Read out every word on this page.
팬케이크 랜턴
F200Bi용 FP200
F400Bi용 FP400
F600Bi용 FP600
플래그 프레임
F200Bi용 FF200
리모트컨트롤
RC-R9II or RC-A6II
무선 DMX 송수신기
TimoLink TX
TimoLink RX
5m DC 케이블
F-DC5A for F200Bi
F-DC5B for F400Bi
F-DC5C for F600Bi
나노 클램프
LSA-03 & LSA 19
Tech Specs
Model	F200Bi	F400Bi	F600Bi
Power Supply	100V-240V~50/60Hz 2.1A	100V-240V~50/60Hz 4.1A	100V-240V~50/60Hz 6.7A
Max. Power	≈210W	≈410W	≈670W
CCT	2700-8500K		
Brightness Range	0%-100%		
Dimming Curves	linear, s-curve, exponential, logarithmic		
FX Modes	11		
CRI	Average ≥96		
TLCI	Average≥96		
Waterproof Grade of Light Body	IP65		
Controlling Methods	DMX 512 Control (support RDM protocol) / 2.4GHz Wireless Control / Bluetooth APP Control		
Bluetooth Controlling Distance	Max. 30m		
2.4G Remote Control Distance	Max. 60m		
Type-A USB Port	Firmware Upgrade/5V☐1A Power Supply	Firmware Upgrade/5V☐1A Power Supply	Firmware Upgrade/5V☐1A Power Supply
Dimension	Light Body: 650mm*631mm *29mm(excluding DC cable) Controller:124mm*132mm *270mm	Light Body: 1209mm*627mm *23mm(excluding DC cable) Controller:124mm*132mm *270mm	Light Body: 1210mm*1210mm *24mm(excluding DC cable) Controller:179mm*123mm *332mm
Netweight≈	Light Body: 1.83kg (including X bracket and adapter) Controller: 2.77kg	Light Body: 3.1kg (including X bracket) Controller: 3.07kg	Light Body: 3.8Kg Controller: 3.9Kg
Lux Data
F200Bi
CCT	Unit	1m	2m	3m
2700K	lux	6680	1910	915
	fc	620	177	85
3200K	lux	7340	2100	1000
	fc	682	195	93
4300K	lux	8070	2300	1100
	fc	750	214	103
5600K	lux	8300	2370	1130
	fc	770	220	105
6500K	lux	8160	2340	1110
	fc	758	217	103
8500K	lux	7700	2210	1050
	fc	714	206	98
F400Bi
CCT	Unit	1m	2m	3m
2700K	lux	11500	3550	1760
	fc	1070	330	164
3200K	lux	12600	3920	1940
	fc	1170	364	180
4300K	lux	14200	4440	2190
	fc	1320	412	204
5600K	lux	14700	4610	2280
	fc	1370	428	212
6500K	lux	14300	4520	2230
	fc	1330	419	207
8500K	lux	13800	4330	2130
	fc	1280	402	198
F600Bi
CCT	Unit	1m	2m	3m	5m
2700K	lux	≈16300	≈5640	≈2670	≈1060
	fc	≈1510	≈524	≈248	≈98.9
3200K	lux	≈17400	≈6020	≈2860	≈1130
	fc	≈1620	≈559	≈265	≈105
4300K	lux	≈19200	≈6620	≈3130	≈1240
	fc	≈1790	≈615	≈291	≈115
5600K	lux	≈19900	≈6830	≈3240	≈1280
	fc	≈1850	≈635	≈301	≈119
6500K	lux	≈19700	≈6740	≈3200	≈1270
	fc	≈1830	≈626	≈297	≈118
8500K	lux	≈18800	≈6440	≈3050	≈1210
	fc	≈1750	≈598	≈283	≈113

TASK DESCRIPTION: Extract all of the data above without altering anything.

FULL OUTPUT:
Read out every word on this page.
팬케이크 랜턴
F200Bi용 FP200
F400Bi용 FP400
F600Bi용 FP600
플래그 프레임
F200Bi용 FF200
리모트컨트롤
RC-R9II or RC-A6II
무선 DMX 송수신기
TimoLink TX
TimoLink RX
5m DC 케이블
F-DC5A for F200Bi
F-DC5B for F400Bi
F-DC5C for F600Bi
나노 클램프
LSA-03 & LSA 19
Tech Specs
Model	F200Bi	F400Bi	F600Bi
Power Supply	100V-240V~50/60Hz 2.1A	100V-240V~50/60Hz 4.1A	100V-240V~50/60Hz 6.7A
Max. Power	≈210W	≈410W	≈670W
CCT	2700-8500K		
Brightness Range	0%-100%		
Dimming Curves	linear, s-curve, exponential, logarithmic		
FX Modes	11		
CRI	Average ≥96		
TLCI	Average≥96		
Waterproof Grade of Light Body	IP65		
Controlling Methods	DMX 512 Control (support RDM protocol) / 2.4GHz Wireless Control / Bluetooth APP Control		
Bluetooth Controlling Distance	Max. 30m		
2.4G Remote Control Distance	Max. 60m		
Type-A USB Port	Firmware Upgrade/5V☐1A Power Supply	Firmware Upgrade/5V☐1A Power Supply	Firmware Upgrade/5V☐1A Power Supply
Dimension	Light Body: 650mm*631mm *29mm(excluding DC cable) Controller:124mm*132mm *270mm	Light Body: 1209mm*627mm *23mm(excluding DC cable) Controller:124mm*132mm *270mm	Light Body: 1210mm*1210mm *24mm(excluding DC cable) Controller:179mm*123mm *332mm
Netweight≈	Light Body: 1.83kg (including X bracket and adapter) Controller: 2.77kg	Light Body: 3.1kg (including X bracket) Controller: 3.07kg	Light Body: 3.8Kg Controller: 3.9Kg
Lux Data
F200Bi
CCT	Unit	1m	2m	3m
2700K	lux	6680	1910	915
	fc	620	177	85
3200K	lux	7340	2100	1000
	fc	682	195	93
4300K	lux	8070	2300	1100
	fc	750	214	103
5600K	lux	8300	2370	1130
	fc	770	220	105
6500K	lux	8160	2340	1110
	fc	758	217	103
8500K	lux	7700	2210	1050
	fc	714	206	98
F400Bi
CCT	Unit	1m	2m	3m
2700K	lux	11500	3550	1760
	fc	1070	330	164
3200K	lux	12600	3920	1940
	fc	1170	364	180
4300K	lux	14200	4440	2190
	fc	1320	412	204
5600K	lux	14700	4610	2280
	fc	1370	428	212
6500K	lux	14300	4520	2230
	fc	1330	419	207
8500K	lux	13800	4330	2130
	fc	1280	402	198
F600Bi
CCT	Unit	1m	2m	3m	5m
2700K	lux	≈16300	≈5640	≈2670	≈1060
	fc	≈1510	≈524	≈248	≈98.9
3200K	lux	≈17400	≈6020	≈2860	≈1130
	fc	≈1620	≈559	≈265	≈105
4300K	lux	≈19200	≈6620	≈3130	≈1240
	fc	≈1790	≈615	≈291	≈115
5600K	lux	≈19900	≈6830	≈3240	≈1280
	fc	≈1850	≈635	≈301	≈119
6500K	lux	≈19700	≈6740	≈3200	≈1270
	fc	≈1830	≈626	≈297	≈118
8500K	lux	≈18800	≈6440	≈3050	≈1210
	fc	≈1750	≈598	≈283	≈113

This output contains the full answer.